___ Material
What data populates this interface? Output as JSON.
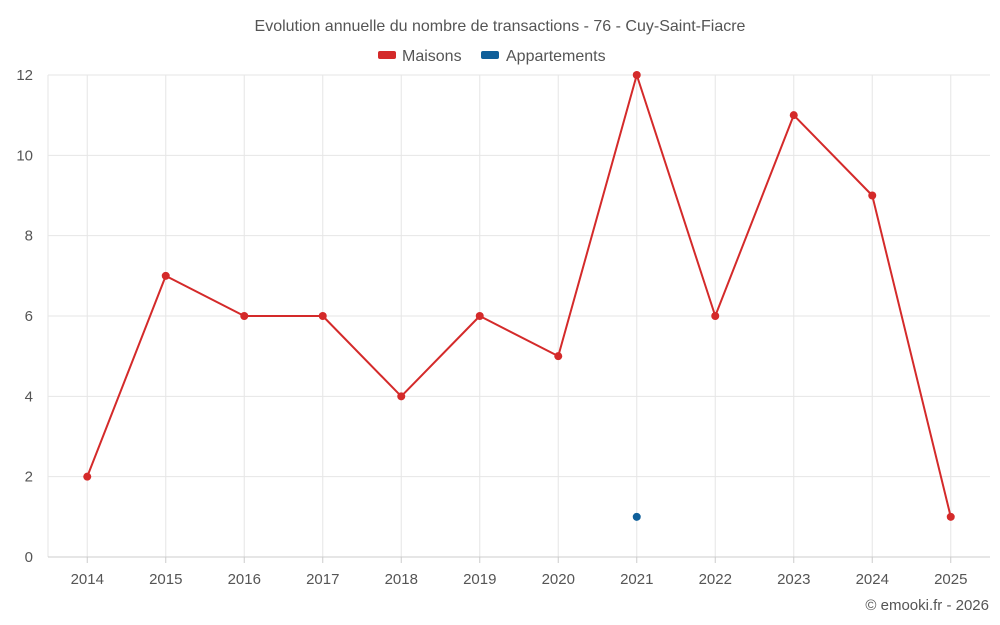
{
  "chart_data": {
    "type": "line",
    "title": "Evolution annuelle du nombre de transactions - 76 - Cuy-Saint-Fiacre",
    "xlabel": "",
    "ylabel": "",
    "categories": [
      "2014",
      "2015",
      "2016",
      "2017",
      "2018",
      "2019",
      "2020",
      "2021",
      "2022",
      "2023",
      "2024",
      "2025"
    ],
    "y_ticks": [
      "0",
      "2",
      "4",
      "6",
      "8",
      "10",
      "12"
    ],
    "ylim": [
      0,
      12
    ],
    "grid": true,
    "legend_position": "top-center",
    "series": [
      {
        "name": "Maisons",
        "color": "#d42a2a",
        "values": [
          2,
          7,
          6,
          6,
          4,
          6,
          5,
          12,
          6,
          11,
          9,
          1
        ]
      },
      {
        "name": "Appartements",
        "color": "#0f5f9a",
        "values": [
          null,
          null,
          null,
          null,
          null,
          null,
          null,
          1,
          null,
          null,
          null,
          null
        ]
      }
    ],
    "credit": "© emooki.fr - 2026"
  }
}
______
**What you have to do**
Omit any images, then output the listing exactly.

**Reply to the task**
What data populates this interface? Output as JSON.
{
  "chart_data": {
    "type": "line",
    "title": "Evolution annuelle du nombre de transactions - 76 - Cuy-Saint-Fiacre",
    "xlabel": "",
    "ylabel": "",
    "categories": [
      "2014",
      "2015",
      "2016",
      "2017",
      "2018",
      "2019",
      "2020",
      "2021",
      "2022",
      "2023",
      "2024",
      "2025"
    ],
    "y_ticks": [
      "0",
      "2",
      "4",
      "6",
      "8",
      "10",
      "12"
    ],
    "ylim": [
      0,
      12
    ],
    "grid": true,
    "legend_position": "top-center",
    "series": [
      {
        "name": "Maisons",
        "color": "#d42a2a",
        "values": [
          2,
          7,
          6,
          6,
          4,
          6,
          5,
          12,
          6,
          11,
          9,
          1
        ]
      },
      {
        "name": "Appartements",
        "color": "#0f5f9a",
        "values": [
          null,
          null,
          null,
          null,
          null,
          null,
          null,
          1,
          null,
          null,
          null,
          null
        ]
      }
    ],
    "credit": "© emooki.fr - 2026"
  }
}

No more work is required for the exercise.